Saved data entries
• • •
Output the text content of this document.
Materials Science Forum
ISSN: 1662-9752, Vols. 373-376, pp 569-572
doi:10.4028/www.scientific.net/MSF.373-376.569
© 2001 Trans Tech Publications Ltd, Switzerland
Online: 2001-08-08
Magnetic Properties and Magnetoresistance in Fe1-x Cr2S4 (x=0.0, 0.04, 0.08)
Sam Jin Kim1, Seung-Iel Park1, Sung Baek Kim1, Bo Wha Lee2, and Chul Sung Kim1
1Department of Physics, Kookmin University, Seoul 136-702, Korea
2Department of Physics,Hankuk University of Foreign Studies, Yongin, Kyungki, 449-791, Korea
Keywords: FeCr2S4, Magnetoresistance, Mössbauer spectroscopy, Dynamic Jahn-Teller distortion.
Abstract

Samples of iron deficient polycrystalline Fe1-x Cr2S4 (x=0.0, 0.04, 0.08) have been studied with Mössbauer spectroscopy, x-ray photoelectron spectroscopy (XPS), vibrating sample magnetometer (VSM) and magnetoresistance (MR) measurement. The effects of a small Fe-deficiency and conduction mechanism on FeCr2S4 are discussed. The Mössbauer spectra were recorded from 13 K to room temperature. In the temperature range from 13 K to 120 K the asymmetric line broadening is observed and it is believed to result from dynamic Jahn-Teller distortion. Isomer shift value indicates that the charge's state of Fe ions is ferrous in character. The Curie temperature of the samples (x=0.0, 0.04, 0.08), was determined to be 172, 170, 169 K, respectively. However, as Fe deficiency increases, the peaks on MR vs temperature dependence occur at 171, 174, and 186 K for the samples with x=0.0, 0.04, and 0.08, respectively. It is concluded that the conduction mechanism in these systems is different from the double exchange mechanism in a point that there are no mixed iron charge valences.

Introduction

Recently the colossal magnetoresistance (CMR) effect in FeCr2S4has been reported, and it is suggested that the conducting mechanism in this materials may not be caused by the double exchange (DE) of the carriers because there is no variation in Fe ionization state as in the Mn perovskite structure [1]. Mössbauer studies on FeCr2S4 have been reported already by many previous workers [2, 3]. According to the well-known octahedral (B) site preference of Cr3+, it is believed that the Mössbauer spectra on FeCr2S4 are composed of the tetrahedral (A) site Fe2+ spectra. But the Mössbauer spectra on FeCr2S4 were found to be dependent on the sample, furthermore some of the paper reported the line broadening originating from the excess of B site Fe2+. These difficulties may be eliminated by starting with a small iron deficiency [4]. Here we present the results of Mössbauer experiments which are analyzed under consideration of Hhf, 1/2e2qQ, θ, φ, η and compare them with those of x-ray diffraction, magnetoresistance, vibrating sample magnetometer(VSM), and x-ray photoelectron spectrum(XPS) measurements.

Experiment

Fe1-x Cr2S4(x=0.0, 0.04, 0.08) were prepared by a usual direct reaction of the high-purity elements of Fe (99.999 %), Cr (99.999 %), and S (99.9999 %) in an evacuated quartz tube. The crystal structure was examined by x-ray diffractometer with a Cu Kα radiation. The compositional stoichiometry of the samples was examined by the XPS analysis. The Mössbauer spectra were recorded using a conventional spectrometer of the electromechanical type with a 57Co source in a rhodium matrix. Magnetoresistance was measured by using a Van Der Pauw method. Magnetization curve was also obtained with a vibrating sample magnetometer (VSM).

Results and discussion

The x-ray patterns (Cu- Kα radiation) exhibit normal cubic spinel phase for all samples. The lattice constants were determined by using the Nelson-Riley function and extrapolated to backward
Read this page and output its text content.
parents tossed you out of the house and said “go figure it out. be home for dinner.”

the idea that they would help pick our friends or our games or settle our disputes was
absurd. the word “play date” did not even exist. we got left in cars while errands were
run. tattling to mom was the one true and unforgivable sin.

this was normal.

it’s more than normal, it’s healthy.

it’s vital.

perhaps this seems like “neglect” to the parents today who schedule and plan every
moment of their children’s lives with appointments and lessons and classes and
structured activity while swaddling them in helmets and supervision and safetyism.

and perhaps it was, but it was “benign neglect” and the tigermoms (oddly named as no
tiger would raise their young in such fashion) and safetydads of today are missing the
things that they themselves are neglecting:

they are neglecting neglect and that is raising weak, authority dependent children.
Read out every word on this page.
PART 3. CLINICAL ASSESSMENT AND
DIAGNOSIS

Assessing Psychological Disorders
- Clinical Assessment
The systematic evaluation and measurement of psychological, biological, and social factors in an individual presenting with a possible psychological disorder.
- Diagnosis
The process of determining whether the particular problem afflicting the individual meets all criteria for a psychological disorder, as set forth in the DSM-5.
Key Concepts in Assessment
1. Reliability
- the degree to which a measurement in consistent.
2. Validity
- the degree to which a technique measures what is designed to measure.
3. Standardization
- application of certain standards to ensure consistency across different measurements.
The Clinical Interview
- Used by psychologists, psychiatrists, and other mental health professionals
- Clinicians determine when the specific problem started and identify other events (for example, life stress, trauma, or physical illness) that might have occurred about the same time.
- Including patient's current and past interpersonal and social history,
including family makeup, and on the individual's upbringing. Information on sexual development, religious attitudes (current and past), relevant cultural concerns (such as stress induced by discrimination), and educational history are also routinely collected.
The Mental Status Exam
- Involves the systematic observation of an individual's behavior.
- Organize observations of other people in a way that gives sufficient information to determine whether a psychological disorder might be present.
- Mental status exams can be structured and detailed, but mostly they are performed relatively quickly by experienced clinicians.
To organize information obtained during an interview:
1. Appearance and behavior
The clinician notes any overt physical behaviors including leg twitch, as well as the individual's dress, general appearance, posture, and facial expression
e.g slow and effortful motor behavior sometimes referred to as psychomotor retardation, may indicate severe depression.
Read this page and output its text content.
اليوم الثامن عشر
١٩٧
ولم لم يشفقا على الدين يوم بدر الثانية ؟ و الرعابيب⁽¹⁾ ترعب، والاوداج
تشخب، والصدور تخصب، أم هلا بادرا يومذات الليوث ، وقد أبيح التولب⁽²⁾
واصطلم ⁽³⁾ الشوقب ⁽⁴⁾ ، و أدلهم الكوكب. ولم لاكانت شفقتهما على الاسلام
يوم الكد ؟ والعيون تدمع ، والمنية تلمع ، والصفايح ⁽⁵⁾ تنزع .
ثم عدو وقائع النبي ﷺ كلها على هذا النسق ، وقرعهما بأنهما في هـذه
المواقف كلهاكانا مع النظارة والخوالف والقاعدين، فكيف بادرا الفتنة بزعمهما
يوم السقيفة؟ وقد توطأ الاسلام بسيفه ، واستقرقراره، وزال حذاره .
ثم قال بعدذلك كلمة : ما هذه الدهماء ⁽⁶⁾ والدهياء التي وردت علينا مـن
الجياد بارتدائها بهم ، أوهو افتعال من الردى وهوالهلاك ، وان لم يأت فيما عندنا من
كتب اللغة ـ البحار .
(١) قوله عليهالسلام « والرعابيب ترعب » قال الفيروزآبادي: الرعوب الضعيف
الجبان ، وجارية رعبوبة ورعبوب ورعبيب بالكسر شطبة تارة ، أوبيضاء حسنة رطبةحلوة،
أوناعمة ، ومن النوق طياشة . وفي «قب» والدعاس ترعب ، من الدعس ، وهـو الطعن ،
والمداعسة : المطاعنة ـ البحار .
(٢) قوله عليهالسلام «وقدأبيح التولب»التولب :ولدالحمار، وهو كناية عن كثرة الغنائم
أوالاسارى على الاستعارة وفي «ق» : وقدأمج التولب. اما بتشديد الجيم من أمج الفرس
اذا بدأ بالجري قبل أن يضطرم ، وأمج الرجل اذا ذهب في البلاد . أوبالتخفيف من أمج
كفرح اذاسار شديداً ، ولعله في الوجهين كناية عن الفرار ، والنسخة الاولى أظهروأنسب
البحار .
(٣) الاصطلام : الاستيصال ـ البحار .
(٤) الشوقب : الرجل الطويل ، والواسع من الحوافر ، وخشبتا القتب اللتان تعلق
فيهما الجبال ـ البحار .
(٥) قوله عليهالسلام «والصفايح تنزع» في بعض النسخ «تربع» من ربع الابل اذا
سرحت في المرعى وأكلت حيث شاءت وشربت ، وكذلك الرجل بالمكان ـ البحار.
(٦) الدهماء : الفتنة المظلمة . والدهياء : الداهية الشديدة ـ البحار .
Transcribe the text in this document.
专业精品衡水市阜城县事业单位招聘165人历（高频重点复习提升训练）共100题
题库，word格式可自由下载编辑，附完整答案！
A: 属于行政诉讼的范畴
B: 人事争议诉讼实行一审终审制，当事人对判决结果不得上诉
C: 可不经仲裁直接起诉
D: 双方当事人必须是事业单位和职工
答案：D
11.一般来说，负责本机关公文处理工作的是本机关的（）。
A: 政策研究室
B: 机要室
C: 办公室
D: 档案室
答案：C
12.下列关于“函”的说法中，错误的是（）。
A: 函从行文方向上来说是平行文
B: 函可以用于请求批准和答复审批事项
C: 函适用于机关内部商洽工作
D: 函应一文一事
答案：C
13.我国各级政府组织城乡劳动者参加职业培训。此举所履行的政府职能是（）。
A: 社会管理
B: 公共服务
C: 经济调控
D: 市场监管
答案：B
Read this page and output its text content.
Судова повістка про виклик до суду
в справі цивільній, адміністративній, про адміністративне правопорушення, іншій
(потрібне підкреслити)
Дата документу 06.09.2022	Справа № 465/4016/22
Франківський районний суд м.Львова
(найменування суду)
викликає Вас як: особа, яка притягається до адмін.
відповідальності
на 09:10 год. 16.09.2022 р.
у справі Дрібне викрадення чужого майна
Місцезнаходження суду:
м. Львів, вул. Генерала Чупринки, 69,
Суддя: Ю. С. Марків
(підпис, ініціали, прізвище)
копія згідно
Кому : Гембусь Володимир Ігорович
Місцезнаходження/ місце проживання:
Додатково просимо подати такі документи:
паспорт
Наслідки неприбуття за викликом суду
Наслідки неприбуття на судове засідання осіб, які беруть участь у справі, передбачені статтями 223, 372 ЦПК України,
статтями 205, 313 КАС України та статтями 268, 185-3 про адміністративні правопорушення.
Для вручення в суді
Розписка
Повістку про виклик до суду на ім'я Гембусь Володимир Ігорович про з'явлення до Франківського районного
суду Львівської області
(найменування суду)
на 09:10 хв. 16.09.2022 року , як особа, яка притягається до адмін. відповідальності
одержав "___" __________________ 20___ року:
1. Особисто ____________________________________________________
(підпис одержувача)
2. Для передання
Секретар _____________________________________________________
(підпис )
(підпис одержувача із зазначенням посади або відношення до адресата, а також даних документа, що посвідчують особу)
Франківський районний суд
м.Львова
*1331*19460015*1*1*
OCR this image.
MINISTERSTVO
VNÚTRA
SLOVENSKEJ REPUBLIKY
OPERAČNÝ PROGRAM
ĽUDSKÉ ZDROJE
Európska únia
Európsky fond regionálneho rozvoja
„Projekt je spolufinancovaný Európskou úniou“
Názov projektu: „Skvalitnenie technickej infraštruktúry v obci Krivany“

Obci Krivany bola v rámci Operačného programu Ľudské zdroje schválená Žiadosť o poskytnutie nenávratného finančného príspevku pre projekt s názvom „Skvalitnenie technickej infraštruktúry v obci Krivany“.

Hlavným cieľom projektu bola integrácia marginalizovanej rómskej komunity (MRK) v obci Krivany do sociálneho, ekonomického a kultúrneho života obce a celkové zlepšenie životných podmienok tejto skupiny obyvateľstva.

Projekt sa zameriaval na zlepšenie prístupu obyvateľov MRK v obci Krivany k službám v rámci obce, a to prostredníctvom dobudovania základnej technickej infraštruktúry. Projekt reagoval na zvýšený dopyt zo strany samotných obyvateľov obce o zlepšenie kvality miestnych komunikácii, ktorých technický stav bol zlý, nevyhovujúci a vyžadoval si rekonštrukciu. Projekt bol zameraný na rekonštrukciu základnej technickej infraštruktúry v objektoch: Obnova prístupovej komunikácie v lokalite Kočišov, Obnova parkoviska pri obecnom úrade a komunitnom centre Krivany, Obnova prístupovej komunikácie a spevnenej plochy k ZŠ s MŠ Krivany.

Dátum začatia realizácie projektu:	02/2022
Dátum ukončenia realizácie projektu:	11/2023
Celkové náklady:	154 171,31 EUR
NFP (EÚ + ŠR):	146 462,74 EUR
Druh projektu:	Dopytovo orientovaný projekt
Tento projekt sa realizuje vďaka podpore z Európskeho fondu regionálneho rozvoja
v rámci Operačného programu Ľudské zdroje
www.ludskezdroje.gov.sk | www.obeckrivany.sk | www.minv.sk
• • •
Exercise goal: Search the listing for the word "والدهياء" and return each line that holds it.

Answer to this problem:
ثم قال بعدذلك كلمة : ما هذه الدهماء ⁽⁶⁾ والدهياء التي وردت علينا مـن
(٦) الدهماء : الفتنة المظلمة . والدهياء : الداهية الشديدة ـ البحار .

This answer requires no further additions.